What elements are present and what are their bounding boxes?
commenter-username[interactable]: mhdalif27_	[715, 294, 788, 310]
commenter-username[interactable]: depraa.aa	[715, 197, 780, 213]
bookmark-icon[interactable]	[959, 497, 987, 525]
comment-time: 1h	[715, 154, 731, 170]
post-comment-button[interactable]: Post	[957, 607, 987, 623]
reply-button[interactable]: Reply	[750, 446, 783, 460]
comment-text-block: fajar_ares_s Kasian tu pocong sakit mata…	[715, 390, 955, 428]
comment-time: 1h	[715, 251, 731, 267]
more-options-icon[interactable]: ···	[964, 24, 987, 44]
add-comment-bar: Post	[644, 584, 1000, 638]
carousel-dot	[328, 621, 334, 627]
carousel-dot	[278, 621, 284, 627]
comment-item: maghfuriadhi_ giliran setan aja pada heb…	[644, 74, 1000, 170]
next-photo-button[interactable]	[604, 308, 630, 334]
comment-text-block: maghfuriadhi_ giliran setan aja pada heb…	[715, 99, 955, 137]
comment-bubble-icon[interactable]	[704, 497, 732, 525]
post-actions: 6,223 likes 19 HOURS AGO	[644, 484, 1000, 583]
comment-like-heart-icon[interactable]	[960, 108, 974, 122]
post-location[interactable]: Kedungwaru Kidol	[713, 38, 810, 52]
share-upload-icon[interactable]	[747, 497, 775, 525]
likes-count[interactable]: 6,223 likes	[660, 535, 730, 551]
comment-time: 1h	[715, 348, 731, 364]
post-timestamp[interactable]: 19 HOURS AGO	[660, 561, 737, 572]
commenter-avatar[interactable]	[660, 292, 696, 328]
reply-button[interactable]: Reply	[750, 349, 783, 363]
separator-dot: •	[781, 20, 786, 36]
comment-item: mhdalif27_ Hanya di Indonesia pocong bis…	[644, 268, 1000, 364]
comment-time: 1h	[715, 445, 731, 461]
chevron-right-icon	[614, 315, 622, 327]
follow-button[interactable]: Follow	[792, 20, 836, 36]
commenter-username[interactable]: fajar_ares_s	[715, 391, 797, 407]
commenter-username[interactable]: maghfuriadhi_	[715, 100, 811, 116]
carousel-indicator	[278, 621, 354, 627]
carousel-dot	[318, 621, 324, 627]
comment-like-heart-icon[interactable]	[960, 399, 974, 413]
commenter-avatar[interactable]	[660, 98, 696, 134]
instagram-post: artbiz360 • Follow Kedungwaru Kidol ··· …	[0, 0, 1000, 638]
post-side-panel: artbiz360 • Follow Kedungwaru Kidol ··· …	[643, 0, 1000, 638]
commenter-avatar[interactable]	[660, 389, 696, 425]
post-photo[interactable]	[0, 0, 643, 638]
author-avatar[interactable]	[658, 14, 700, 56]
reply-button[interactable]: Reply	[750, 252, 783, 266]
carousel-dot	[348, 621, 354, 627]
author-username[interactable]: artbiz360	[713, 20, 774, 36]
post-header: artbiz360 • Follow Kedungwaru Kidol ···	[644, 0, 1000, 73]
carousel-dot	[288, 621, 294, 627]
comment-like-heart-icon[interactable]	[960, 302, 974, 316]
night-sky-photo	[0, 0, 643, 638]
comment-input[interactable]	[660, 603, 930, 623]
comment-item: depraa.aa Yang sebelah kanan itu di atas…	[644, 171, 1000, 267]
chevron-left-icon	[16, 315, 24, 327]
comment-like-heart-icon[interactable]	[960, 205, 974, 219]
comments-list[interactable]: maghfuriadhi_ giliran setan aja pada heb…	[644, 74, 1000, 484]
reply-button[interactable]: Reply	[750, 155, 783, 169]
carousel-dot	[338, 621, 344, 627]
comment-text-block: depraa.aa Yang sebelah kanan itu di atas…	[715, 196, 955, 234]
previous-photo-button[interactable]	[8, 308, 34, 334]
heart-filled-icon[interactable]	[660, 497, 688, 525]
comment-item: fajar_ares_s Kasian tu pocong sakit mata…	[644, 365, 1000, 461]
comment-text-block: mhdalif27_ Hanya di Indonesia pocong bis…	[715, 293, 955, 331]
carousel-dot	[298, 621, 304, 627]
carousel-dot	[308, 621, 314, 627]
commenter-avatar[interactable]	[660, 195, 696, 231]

########################################

Could you give everything from the first of the rows down to and including the row that contains "comment-item: maghfuriadhi_ giliran" as a Markdown table with the columns Index and Text, numbering each row and leaving out blank lines?

| Index | Text |
|---|---|
| 1 | What elements are present and what are their bounding boxes? |
| 2 | commenter-username[interactable]: mhdalif27_	[715, 294, 788, 310] |
| 3 | commenter-username[interactable]: depraa.aa	[715, 197, 780, 213] |
| 4 | bookmark-icon[interactable]	[959, 497, 987, 525] |
| 5 | comment-time: 1h	[715, 154, 731, 170] |
| 6 | post-comment-button[interactable]: Post	[957, 607, 987, 623] |
| 7 | reply-button[interactable]: Reply	[750, 446, 783, 460] |
| 8 | comment-text-block: fajar_ares_s Kasian tu pocong sakit mata…	[715, 390, 955, 428] |
| 9 | comment-time: 1h	[715, 251, 731, 267] |
| 10 | more-options-icon[interactable]: ···	[964, 24, 987, 44] |
| 11 | add-comment-bar: Post	[644, 584, 1000, 638] |
| 12 | carousel-dot	[328, 621, 334, 627] |
| 13 | carousel-dot	[278, 621, 284, 627] |
| 14 | comment-item: maghfuriadhi_ giliran setan aja pada heb…	[644, 74, 1000, 170] |